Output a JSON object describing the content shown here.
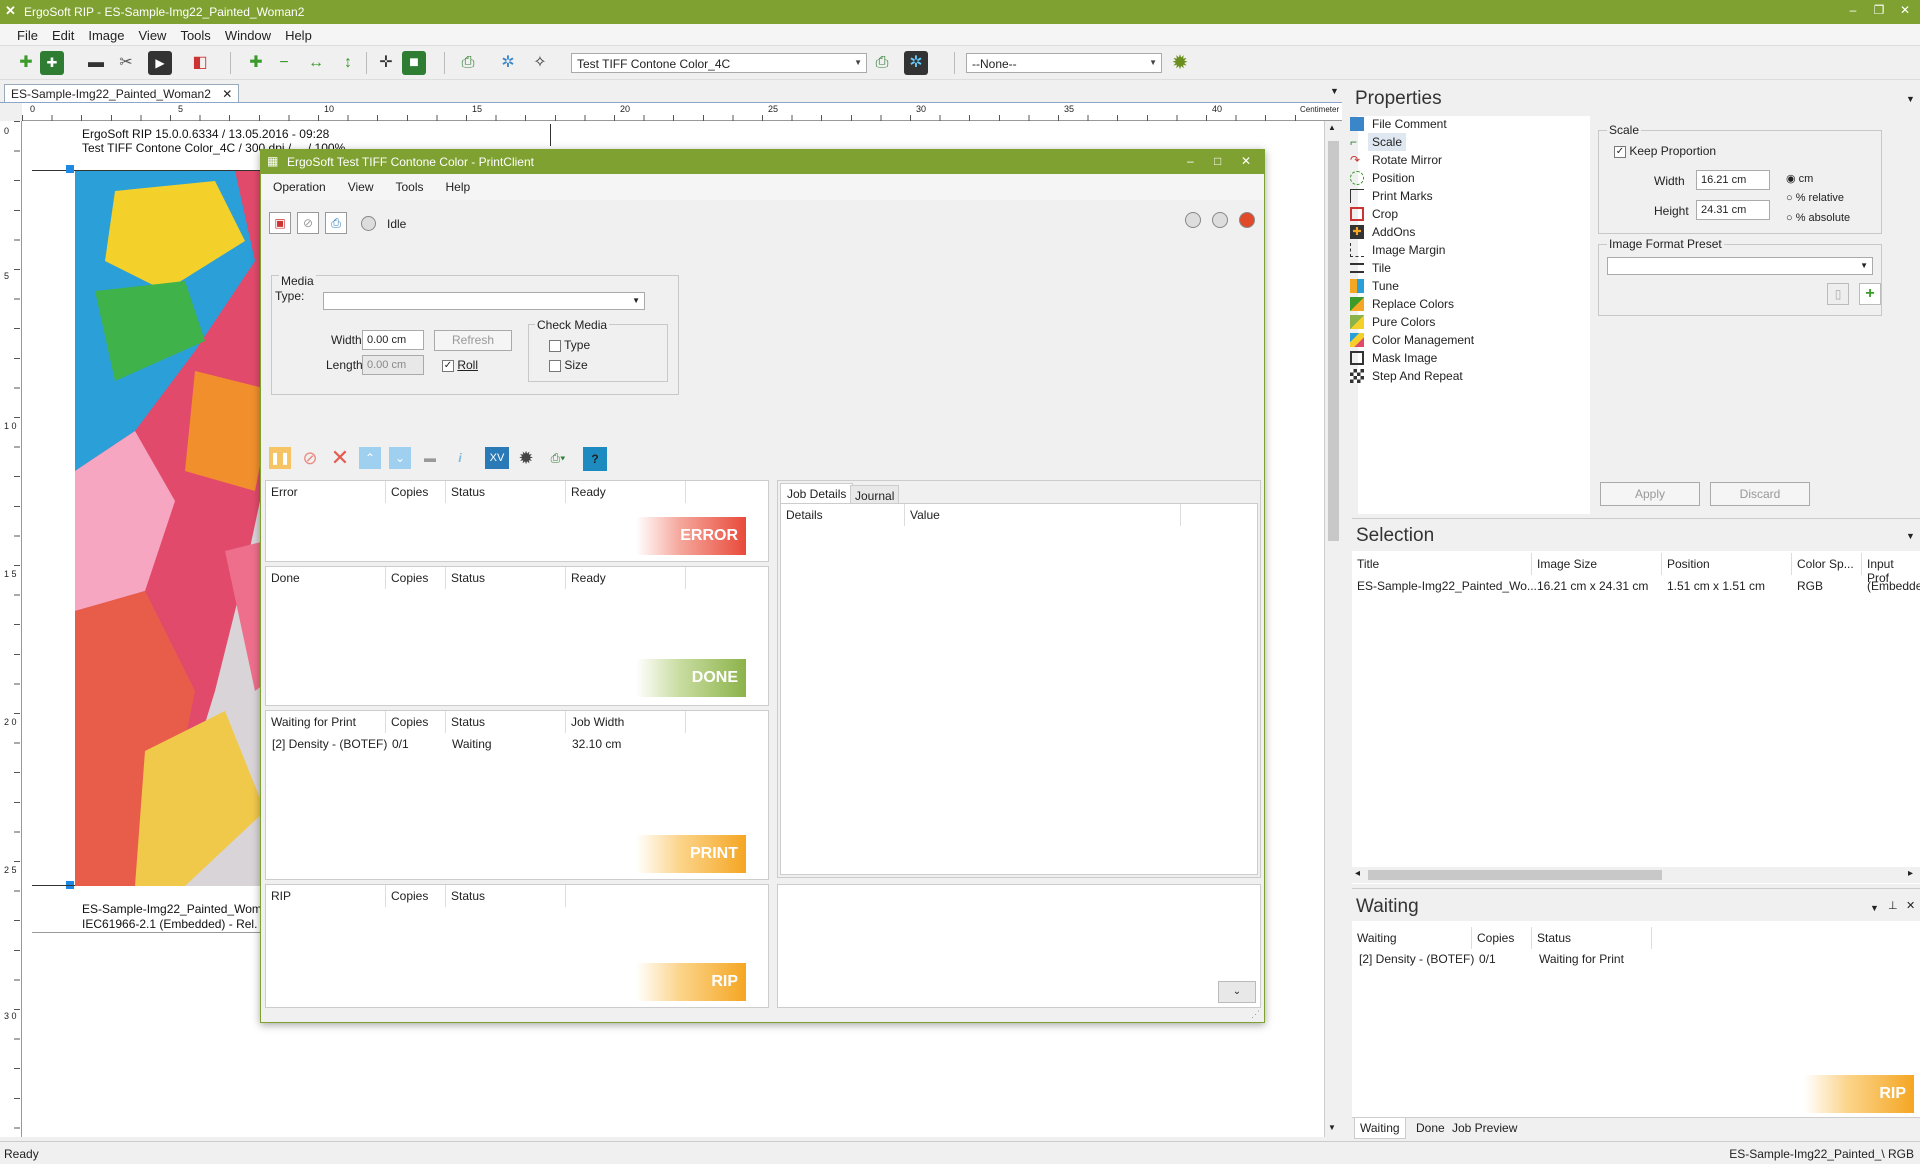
{
  "window": {
    "title": "ErgoSoft RIP - ES-Sample-Img22_Painted_Woman2"
  },
  "menu": [
    "File",
    "Edit",
    "Image",
    "View",
    "Tools",
    "Window",
    "Help"
  ],
  "toolbar": {
    "profile_combo": "Test TIFF Contone Color_4C",
    "none_combo": "--None--"
  },
  "doc_tab": "ES-Sample-Img22_Painted_Woman2",
  "ruler": {
    "ticks": [
      "0",
      "5",
      "10",
      "15",
      "20",
      "25",
      "30",
      "35",
      "40"
    ],
    "unit": "Centimeter"
  },
  "vruler": {
    "ticks": [
      "0",
      "5",
      "1 0",
      "1 5",
      "2 0",
      "2 5",
      "3 0"
    ]
  },
  "canvas": {
    "header_line1": "ErgoSoft RIP 15.0.0.6334 / 13.05.2016 - 09:28",
    "header_line2": "Test TIFF Contone Color_4C / 300 dpi / ... / 100%",
    "footer_line1": "ES-Sample-Img22_Painted_Wom",
    "footer_line2": "IEC61966-2.1 (Embedded) - Rel."
  },
  "dialog": {
    "title": "ErgoSoft Test TIFF Contone Color - PrintClient",
    "menu": [
      "Operation",
      "View",
      "Tools",
      "Help"
    ],
    "status": "Idle",
    "media": {
      "group": "Media",
      "type_label": "Type:",
      "width_label": "Width:",
      "width_value": "0.00 cm",
      "length_label": "Length:",
      "length_value": "0.00 cm",
      "refresh": "Refresh",
      "roll": "Roll",
      "check_media": "Check Media",
      "check_type": "Type",
      "check_size": "Size"
    },
    "error_panel": {
      "cols": [
        "Error",
        "Copies",
        "Status",
        "Ready"
      ],
      "badge": "ERROR"
    },
    "done_panel": {
      "cols": [
        "Done",
        "Copies",
        "Status",
        "Ready"
      ],
      "badge": "DONE"
    },
    "print_panel": {
      "cols": [
        "Waiting for Print",
        "Copies",
        "Status",
        "Job Width"
      ],
      "rows": [
        [
          "[2]  Density - (BOTEF)",
          "0/1",
          "Waiting",
          "32.10 cm"
        ]
      ],
      "badge": "PRINT"
    },
    "rip_panel": {
      "cols": [
        "RIP",
        "Copies",
        "Status"
      ],
      "badge": "RIP"
    },
    "details": {
      "tabs": [
        "Job Details",
        "Journal"
      ],
      "cols": [
        "Details",
        "Value"
      ]
    }
  },
  "properties": {
    "title": "Properties",
    "items": [
      "File Comment",
      "Scale",
      "Rotate Mirror",
      "Position",
      "Print Marks",
      "Crop",
      "AddOns",
      "Image Margin",
      "Tile",
      "Tune",
      "Replace Colors",
      "Pure Colors",
      "Color Management",
      "Mask Image",
      "Step And Repeat"
    ],
    "scale": {
      "group": "Scale",
      "keep": "Keep Proportion",
      "width_label": "Width",
      "width": "16.21 cm",
      "height_label": "Height",
      "height": "24.31 cm",
      "opt_cm": "cm",
      "opt_rel": "% relative",
      "opt_abs": "% absolute",
      "preset": "Image Format Preset"
    },
    "apply": "Apply",
    "discard": "Discard"
  },
  "selection": {
    "title": "Selection",
    "cols": [
      "Title",
      "Image Size",
      "Position",
      "Color Sp...",
      "Input Prof"
    ],
    "row": [
      "ES-Sample-Img22_Painted_Wo...",
      "16.21 cm x 24.31 cm",
      "1.51 cm x 1.51 cm",
      "RGB",
      "(Embedde"
    ]
  },
  "waiting": {
    "title": "Waiting",
    "cols": [
      "Waiting",
      "Copies",
      "Status"
    ],
    "row": [
      "[2]  Density - (BOTEF)",
      "0/1",
      "Waiting for Print"
    ],
    "badge": "RIP",
    "tabs": [
      "Waiting",
      "Done",
      "Job Preview"
    ]
  },
  "status": {
    "left": "Ready",
    "right": "ES-Sample-Img22_Painted_\\  RGB"
  }
}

────────────────────

The records above are to be quoted exactly, with all pictures left out.

Output a JSON object describing the content shown here.
{
  "window": {
    "title": "ErgoSoft RIP - ES-Sample-Img22_Painted_Woman2"
  },
  "menu": [
    "File",
    "Edit",
    "Image",
    "View",
    "Tools",
    "Window",
    "Help"
  ],
  "toolbar": {
    "profile_combo": "Test TIFF Contone Color_4C",
    "none_combo": "--None--"
  },
  "doc_tab": "ES-Sample-Img22_Painted_Woman2",
  "ruler": {
    "ticks": [
      "0",
      "5",
      "10",
      "15",
      "20",
      "25",
      "30",
      "35",
      "40"
    ],
    "unit": "Centimeter"
  },
  "vruler": {
    "ticks": [
      "0",
      "5",
      "1 0",
      "1 5",
      "2 0",
      "2 5",
      "3 0"
    ]
  },
  "canvas": {
    "header_line1": "ErgoSoft RIP 15.0.0.6334 / 13.05.2016 - 09:28",
    "header_line2": "Test TIFF Contone Color_4C / 300 dpi / ... / 100%",
    "footer_line1": "ES-Sample-Img22_Painted_Wom",
    "footer_line2": "IEC61966-2.1 (Embedded) - Rel."
  },
  "dialog": {
    "title": "ErgoSoft Test TIFF Contone Color - PrintClient",
    "menu": [
      "Operation",
      "View",
      "Tools",
      "Help"
    ],
    "status": "Idle",
    "media": {
      "group": "Media",
      "type_label": "Type:",
      "width_label": "Width:",
      "width_value": "0.00 cm",
      "length_label": "Length:",
      "length_value": "0.00 cm",
      "refresh": "Refresh",
      "roll": "Roll",
      "check_media": "Check Media",
      "check_type": "Type",
      "check_size": "Size"
    },
    "error_panel": {
      "cols": [
        "Error",
        "Copies",
        "Status",
        "Ready"
      ],
      "badge": "ERROR"
    },
    "done_panel": {
      "cols": [
        "Done",
        "Copies",
        "Status",
        "Ready"
      ],
      "badge": "DONE"
    },
    "print_panel": {
      "cols": [
        "Waiting for Print",
        "Copies",
        "Status",
        "Job Width"
      ],
      "rows": [
        [
          "[2]  Density - (BOTEF)",
          "0/1",
          "Waiting",
          "32.10 cm"
        ]
      ],
      "badge": "PRINT"
    },
    "rip_panel": {
      "cols": [
        "RIP",
        "Copies",
        "Status"
      ],
      "badge": "RIP"
    },
    "details": {
      "tabs": [
        "Job Details",
        "Journal"
      ],
      "cols": [
        "Details",
        "Value"
      ]
    }
  },
  "properties": {
    "title": "Properties",
    "items": [
      "File Comment",
      "Scale",
      "Rotate Mirror",
      "Position",
      "Print Marks",
      "Crop",
      "AddOns",
      "Image Margin",
      "Tile",
      "Tune",
      "Replace Colors",
      "Pure Colors",
      "Color Management",
      "Mask Image",
      "Step And Repeat"
    ],
    "scale": {
      "group": "Scale",
      "keep": "Keep Proportion",
      "width_label": "Width",
      "width": "16.21 cm",
      "height_label": "Height",
      "height": "24.31 cm",
      "opt_cm": "cm",
      "opt_rel": "% relative",
      "opt_abs": "% absolute",
      "preset": "Image Format Preset"
    },
    "apply": "Apply",
    "discard": "Discard"
  },
  "selection": {
    "title": "Selection",
    "cols": [
      "Title",
      "Image Size",
      "Position",
      "Color Sp...",
      "Input Prof"
    ],
    "row": [
      "ES-Sample-Img22_Painted_Wo...",
      "16.21 cm x 24.31 cm",
      "1.51 cm x 1.51 cm",
      "RGB",
      "(Embedde"
    ]
  },
  "waiting": {
    "title": "Waiting",
    "cols": [
      "Waiting",
      "Copies",
      "Status"
    ],
    "row": [
      "[2]  Density - (BOTEF)",
      "0/1",
      "Waiting for Print"
    ],
    "badge": "RIP",
    "tabs": [
      "Waiting",
      "Done",
      "Job Preview"
    ]
  },
  "status": {
    "left": "Ready",
    "right": "ES-Sample-Img22_Painted_\\  RGB"
  }
}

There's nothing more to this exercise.